— Begin —
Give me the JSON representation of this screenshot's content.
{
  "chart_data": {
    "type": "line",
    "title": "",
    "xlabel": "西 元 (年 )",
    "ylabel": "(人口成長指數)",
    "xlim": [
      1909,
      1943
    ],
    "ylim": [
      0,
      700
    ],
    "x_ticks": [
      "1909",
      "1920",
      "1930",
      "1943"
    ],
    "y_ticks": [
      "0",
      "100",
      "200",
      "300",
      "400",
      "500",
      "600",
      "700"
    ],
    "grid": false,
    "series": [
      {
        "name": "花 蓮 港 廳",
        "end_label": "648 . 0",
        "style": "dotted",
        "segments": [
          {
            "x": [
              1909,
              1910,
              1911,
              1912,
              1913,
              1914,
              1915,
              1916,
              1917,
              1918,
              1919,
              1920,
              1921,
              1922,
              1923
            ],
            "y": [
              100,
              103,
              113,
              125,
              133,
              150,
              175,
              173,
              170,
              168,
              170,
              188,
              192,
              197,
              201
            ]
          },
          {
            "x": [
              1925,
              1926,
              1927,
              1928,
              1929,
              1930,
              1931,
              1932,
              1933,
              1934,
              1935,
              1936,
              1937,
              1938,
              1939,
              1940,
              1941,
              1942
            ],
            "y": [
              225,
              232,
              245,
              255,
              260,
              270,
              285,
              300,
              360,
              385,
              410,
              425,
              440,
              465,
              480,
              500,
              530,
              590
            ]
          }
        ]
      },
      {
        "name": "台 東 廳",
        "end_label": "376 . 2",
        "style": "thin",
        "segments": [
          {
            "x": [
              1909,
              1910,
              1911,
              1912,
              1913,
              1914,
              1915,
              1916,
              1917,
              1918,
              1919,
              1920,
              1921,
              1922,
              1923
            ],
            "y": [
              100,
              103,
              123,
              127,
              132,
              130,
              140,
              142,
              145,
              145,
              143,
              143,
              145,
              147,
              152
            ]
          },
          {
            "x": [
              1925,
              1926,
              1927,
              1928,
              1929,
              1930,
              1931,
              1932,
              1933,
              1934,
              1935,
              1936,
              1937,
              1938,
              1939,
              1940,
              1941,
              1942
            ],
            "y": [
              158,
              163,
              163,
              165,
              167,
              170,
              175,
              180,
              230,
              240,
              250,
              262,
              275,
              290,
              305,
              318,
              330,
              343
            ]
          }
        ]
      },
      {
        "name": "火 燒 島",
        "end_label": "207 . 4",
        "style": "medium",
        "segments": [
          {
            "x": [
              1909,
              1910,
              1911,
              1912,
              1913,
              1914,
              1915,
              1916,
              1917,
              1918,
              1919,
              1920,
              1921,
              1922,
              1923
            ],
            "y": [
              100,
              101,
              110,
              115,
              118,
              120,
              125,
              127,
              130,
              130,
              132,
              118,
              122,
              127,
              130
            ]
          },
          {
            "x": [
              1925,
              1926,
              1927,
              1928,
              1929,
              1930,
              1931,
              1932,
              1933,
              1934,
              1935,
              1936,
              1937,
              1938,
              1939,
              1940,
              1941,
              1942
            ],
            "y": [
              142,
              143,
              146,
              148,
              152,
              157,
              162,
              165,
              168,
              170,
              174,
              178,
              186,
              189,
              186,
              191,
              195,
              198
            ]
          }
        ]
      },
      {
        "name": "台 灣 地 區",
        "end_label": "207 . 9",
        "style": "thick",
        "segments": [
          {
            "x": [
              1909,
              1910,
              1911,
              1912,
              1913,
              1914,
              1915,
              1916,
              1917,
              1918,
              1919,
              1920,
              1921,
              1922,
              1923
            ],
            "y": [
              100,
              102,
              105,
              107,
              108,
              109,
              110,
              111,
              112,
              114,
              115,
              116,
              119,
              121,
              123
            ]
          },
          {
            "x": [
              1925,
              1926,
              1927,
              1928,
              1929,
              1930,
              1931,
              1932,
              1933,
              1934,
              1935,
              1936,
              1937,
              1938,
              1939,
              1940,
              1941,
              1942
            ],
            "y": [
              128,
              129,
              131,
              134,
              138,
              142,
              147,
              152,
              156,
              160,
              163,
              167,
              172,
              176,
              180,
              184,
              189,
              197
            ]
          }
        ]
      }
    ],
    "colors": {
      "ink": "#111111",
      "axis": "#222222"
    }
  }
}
— End —
**Your goal:**
Above are the records; copy every line in them that holds the word "name".

**Completed task:**
        "name": "花 蓮 港 廳",
        "name": "台 東 廳",
        "name": "火 燒 島",
        "name": "台 灣 地 區",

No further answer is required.